Extract every line below that contains the word "JSON".

# # # #

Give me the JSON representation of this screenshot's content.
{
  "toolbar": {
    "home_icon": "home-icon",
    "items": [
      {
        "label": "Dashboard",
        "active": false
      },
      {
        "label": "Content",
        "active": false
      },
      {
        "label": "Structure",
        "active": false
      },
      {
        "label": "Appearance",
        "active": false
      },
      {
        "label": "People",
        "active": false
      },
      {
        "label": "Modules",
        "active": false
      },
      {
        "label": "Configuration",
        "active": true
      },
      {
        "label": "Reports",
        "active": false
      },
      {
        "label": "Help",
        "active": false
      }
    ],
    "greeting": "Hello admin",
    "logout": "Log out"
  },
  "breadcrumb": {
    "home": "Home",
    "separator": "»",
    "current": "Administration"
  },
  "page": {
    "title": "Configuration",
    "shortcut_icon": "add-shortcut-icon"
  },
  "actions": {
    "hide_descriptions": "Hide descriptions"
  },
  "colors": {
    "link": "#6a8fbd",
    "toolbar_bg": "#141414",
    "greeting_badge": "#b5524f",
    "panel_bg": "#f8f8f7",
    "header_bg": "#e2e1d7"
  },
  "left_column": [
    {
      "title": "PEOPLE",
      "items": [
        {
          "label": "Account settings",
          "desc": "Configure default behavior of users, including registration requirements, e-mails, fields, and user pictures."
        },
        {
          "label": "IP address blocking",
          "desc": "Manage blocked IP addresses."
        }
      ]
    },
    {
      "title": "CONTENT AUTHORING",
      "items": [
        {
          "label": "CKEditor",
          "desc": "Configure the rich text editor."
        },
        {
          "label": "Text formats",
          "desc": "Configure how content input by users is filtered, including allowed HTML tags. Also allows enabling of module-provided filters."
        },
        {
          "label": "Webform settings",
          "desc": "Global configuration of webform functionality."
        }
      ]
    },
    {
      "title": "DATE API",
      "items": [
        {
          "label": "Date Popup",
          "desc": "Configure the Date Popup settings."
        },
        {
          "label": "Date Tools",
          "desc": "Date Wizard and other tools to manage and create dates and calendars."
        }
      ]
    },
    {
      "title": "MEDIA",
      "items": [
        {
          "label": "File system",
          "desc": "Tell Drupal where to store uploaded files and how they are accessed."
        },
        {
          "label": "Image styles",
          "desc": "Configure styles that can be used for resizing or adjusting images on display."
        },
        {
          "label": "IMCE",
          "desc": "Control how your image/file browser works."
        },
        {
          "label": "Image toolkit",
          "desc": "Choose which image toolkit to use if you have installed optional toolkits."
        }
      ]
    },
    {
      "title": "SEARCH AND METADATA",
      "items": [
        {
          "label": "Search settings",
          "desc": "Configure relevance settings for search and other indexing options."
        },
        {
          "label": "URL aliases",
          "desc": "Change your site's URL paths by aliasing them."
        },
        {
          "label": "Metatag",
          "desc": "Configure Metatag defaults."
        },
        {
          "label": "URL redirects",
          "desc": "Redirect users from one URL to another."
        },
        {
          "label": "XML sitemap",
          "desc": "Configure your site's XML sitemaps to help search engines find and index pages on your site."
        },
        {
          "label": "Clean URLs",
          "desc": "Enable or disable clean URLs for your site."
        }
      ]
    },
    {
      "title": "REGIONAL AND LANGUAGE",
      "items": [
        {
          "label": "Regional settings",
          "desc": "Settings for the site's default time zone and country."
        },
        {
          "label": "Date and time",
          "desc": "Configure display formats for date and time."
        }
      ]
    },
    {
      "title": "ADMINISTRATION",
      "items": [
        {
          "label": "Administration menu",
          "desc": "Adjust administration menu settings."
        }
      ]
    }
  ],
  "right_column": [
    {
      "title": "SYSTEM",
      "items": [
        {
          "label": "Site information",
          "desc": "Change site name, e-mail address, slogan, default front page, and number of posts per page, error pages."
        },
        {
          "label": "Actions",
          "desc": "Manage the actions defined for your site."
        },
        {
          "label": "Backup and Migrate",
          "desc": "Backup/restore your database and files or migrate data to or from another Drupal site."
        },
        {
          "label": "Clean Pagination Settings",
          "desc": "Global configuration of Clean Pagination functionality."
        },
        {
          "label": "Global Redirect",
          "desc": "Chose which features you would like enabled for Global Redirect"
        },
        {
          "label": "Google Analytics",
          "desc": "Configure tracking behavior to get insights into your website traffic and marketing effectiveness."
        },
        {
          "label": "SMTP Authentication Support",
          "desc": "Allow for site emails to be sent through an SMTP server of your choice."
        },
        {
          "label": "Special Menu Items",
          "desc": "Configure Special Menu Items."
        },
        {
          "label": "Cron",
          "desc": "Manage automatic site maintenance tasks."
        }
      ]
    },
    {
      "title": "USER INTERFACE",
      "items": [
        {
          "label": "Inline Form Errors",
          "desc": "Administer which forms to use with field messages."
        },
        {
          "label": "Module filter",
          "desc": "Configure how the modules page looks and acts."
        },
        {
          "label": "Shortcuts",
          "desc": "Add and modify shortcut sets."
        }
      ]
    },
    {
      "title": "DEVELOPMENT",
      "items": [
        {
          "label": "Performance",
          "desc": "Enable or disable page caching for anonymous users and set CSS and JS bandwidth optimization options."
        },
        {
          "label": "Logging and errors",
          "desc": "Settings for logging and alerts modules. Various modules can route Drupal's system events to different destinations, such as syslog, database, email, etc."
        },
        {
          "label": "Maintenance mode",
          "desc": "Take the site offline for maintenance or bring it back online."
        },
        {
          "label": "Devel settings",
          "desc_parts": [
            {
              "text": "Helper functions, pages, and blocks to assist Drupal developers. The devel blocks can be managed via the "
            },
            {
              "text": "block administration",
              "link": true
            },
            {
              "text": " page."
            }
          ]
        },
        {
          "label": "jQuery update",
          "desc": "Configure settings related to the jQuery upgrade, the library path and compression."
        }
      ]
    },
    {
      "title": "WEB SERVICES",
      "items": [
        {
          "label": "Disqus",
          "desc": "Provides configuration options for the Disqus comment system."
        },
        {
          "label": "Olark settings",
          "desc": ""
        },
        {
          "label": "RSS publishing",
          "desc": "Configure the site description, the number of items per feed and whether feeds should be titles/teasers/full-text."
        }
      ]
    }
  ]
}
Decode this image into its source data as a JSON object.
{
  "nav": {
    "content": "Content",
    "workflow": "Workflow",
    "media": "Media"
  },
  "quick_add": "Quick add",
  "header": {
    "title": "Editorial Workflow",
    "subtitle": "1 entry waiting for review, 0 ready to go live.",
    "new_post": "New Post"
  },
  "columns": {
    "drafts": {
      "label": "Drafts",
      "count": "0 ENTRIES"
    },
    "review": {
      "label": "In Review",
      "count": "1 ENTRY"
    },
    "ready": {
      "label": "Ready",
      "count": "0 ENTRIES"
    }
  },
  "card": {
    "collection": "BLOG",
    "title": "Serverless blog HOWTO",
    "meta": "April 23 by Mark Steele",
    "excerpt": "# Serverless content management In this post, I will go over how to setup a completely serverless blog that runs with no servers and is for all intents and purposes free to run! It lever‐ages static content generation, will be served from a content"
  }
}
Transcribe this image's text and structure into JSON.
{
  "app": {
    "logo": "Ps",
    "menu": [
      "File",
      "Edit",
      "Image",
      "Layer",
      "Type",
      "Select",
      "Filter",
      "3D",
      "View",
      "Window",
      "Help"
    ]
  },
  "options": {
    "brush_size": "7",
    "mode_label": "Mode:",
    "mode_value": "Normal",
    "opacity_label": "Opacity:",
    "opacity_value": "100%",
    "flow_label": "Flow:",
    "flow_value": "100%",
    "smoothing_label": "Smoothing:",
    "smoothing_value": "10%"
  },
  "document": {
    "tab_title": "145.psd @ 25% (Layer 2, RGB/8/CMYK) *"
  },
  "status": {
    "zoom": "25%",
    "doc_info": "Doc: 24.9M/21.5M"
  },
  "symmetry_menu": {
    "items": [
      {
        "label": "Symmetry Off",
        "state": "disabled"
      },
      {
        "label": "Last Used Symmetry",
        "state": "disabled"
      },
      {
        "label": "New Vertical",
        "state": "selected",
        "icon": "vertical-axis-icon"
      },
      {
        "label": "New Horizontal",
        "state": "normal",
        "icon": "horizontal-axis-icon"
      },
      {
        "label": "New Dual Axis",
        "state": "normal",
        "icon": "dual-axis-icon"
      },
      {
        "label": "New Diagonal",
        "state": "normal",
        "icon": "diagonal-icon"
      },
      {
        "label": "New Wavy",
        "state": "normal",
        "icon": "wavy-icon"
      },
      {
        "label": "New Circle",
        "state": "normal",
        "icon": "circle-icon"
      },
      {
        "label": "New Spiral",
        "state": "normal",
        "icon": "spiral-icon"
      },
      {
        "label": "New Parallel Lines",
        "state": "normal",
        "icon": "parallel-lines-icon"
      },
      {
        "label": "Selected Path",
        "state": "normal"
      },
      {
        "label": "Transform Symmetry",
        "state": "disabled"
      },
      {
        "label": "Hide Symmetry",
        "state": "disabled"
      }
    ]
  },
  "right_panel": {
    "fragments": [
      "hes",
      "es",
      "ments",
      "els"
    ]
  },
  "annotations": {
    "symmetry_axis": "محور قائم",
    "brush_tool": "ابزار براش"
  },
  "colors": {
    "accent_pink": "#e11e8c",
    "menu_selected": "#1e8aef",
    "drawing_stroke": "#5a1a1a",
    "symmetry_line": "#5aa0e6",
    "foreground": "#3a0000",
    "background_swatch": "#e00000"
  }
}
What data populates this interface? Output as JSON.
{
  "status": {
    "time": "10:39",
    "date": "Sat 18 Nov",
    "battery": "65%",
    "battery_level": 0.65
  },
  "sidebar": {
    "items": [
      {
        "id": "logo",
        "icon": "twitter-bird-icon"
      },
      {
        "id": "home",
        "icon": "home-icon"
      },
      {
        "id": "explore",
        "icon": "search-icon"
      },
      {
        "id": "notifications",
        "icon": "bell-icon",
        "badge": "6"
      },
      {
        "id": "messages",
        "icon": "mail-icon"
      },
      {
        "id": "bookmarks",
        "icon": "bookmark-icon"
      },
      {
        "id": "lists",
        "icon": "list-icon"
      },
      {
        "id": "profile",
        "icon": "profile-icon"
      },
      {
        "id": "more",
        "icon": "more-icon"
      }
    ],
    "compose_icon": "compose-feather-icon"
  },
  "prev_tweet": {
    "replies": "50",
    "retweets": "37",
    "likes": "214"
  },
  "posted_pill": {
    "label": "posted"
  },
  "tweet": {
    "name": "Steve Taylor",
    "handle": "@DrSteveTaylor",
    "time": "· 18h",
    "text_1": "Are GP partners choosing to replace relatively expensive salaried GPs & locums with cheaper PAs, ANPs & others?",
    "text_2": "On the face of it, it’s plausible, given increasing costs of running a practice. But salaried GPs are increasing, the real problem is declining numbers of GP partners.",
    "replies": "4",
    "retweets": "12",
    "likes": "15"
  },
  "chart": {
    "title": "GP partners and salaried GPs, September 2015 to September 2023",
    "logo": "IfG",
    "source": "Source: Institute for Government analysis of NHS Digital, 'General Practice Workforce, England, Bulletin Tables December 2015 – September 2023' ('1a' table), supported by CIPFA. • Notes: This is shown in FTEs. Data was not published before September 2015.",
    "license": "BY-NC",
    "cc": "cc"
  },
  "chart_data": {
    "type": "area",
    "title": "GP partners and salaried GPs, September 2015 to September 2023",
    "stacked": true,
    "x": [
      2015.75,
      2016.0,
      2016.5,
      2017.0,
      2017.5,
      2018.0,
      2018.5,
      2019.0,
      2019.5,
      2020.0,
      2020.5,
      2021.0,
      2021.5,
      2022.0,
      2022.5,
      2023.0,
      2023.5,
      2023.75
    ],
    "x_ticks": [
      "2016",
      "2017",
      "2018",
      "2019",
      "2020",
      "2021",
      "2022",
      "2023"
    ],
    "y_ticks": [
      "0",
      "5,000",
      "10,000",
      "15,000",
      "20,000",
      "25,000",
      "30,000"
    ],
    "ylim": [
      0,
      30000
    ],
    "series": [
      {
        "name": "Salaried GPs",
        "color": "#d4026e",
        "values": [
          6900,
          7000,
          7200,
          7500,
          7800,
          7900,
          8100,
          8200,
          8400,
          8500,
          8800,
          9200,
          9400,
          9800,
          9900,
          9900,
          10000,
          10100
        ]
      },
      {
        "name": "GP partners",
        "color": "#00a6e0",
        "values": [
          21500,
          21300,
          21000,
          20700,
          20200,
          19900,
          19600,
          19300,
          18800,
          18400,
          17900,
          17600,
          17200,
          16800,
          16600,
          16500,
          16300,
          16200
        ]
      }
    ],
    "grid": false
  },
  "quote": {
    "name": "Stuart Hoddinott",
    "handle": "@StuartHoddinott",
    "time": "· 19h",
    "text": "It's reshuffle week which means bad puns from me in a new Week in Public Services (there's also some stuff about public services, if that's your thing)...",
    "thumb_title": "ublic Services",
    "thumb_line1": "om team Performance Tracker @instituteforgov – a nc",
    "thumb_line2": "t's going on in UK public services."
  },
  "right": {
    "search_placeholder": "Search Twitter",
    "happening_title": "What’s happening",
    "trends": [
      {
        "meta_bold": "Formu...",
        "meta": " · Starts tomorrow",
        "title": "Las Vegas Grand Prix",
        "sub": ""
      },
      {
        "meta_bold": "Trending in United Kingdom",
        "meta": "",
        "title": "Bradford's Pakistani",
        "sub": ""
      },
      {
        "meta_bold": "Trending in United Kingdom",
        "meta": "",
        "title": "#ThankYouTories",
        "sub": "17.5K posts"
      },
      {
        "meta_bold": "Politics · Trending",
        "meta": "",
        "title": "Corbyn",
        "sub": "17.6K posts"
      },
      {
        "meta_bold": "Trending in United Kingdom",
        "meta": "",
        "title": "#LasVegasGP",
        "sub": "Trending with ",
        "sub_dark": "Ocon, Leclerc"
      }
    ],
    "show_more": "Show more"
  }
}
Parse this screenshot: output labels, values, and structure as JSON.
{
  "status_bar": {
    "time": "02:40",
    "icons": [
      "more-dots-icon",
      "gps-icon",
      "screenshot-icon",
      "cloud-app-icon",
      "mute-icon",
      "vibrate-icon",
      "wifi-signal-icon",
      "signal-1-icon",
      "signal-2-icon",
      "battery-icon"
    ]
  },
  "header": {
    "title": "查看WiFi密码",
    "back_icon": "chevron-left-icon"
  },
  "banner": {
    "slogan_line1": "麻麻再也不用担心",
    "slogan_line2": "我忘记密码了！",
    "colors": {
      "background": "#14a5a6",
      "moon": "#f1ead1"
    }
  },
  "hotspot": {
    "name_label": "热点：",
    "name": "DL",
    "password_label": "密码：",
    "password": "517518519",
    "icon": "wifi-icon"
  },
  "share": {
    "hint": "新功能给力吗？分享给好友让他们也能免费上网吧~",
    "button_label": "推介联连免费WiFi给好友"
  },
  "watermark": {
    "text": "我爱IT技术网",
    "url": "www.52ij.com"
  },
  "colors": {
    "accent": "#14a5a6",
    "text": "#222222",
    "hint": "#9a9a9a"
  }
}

# # # #

## [Expected output]
Give me the JSON representation of this screenshot's content.
Decode this image into its source data as a JSON object.
Transcribe this image's text and structure into JSON.
What data populates this interface? Output as JSON.
Parse this screenshot: output labels, values, and structure as JSON.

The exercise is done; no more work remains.